**What is expected**
Output all entries verbatim. Skip pictures.

**Data lines**
....

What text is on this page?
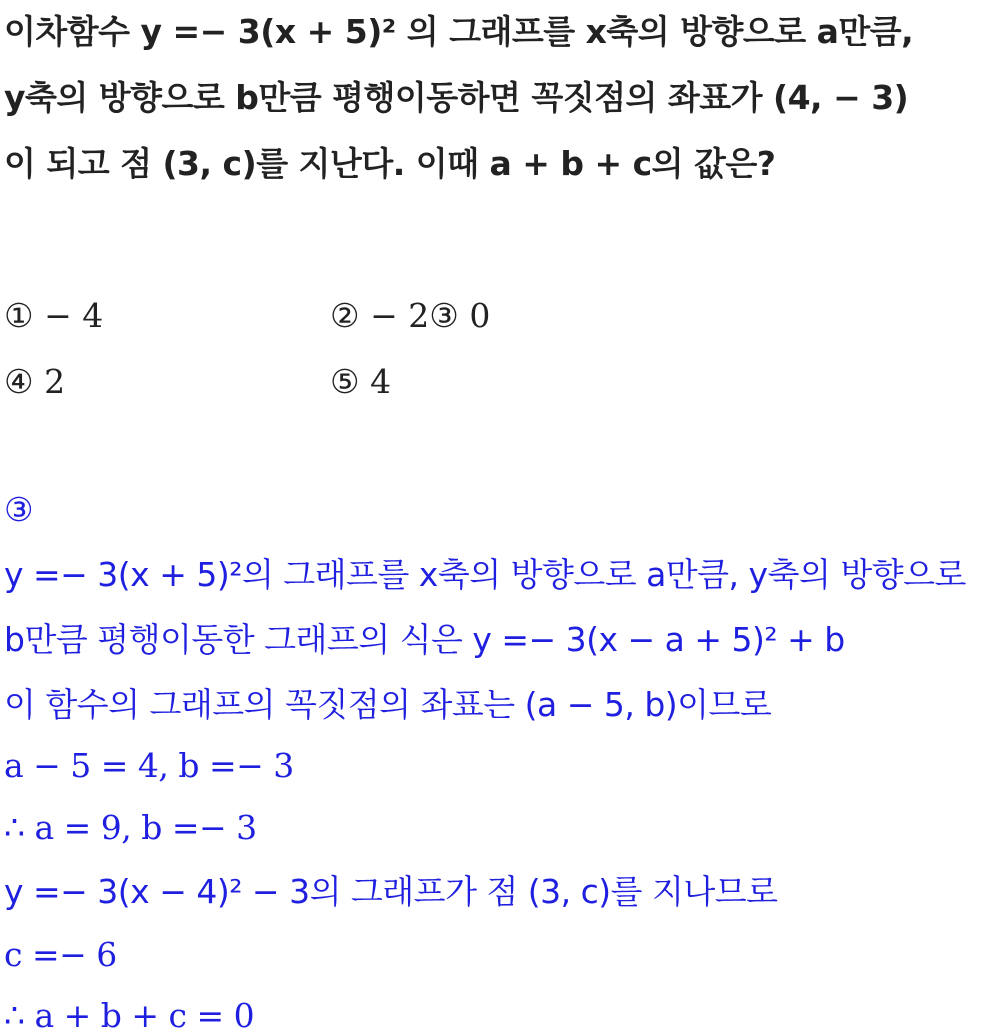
이차함수 y =− 3(x + 5)² 의 그래프를 x축의 방향으로 a만큼,
y축의 방향으로 b만큼 평행이동하면 꼭짓점의 좌표가 (4, − 3)
이 되고 점 (3, c)를 지난다. 이때 a + b + c의 값은?
① − 4	② − 2③ 0
④ 2	⑤ 4
③
y =− 3(x + 5)²의 그래프를 x축의 방향으로 a만큼, y축의 방향으로
b만큼 평행이동한 그래프의 식은 y =− 3(x − a + 5)² + b
이 함수의 그래프의 꼭짓점의 좌표는 (a − 5, b)이므로
a − 5 = 4, b =− 3
∴ a = 9, b =− 3
y =− 3(x − 4)² − 3의 그래프가 점 (3, c)를 지나므로
c =− 6
∴ a + b + c = 0
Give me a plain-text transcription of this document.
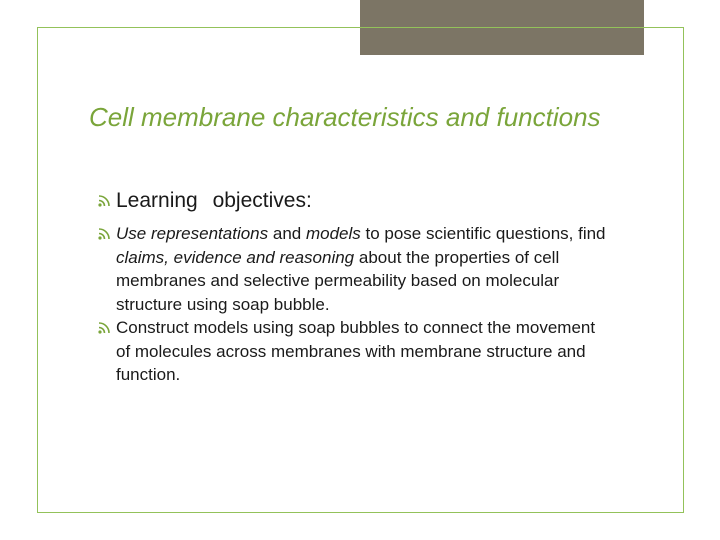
Cell membrane characteristics and functions
Learning objectives:
Use representations and models to pose scientific questions, find claims, evidence and reasoning about the properties of cell membranes and selective permeability based on molecular structure using soap bubble.
Construct models using soap bubbles to connect the movement of molecules across membranes with membrane structure and function.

....

**Output for this task**
What text is on this page?
이차함수 y =− 3(x + 5)² 의 그래프를 x축의 방향으로 a만큼,
y축의 방향으로 b만큼 평행이동하면 꼭짓점의 좌표가 (4, − 3)
이 되고 점 (3, c)를 지난다. 이때 a + b + c의 값은?
① − 4	② − 2③ 0
④ 2	⑤ 4
③
y =− 3(x + 5)²의 그래프를 x축의 방향으로 a만큼, y축의 방향으로
b만큼 평행이동한 그래프의 식은 y =− 3(x − a + 5)² + b
이 함수의 그래프의 꼭짓점의 좌표는 (a − 5, b)이므로
a − 5 = 4, b =− 3
∴ a = 9, b =− 3
y =− 3(x − 4)² − 3의 그래프가 점 (3, c)를 지나므로
c =− 6
∴ a + b + c = 0
Give me a plain-text transcription of this document.
Cell membrane characteristics and functions
Learning objectives:
Use representations and models to pose scientific questions, find claims, evidence and reasoning about the properties of cell membranes and selective permeability based on molecular structure using soap bubble.
Construct models using soap bubbles to connect the movement of molecules across membranes with membrane structure and function.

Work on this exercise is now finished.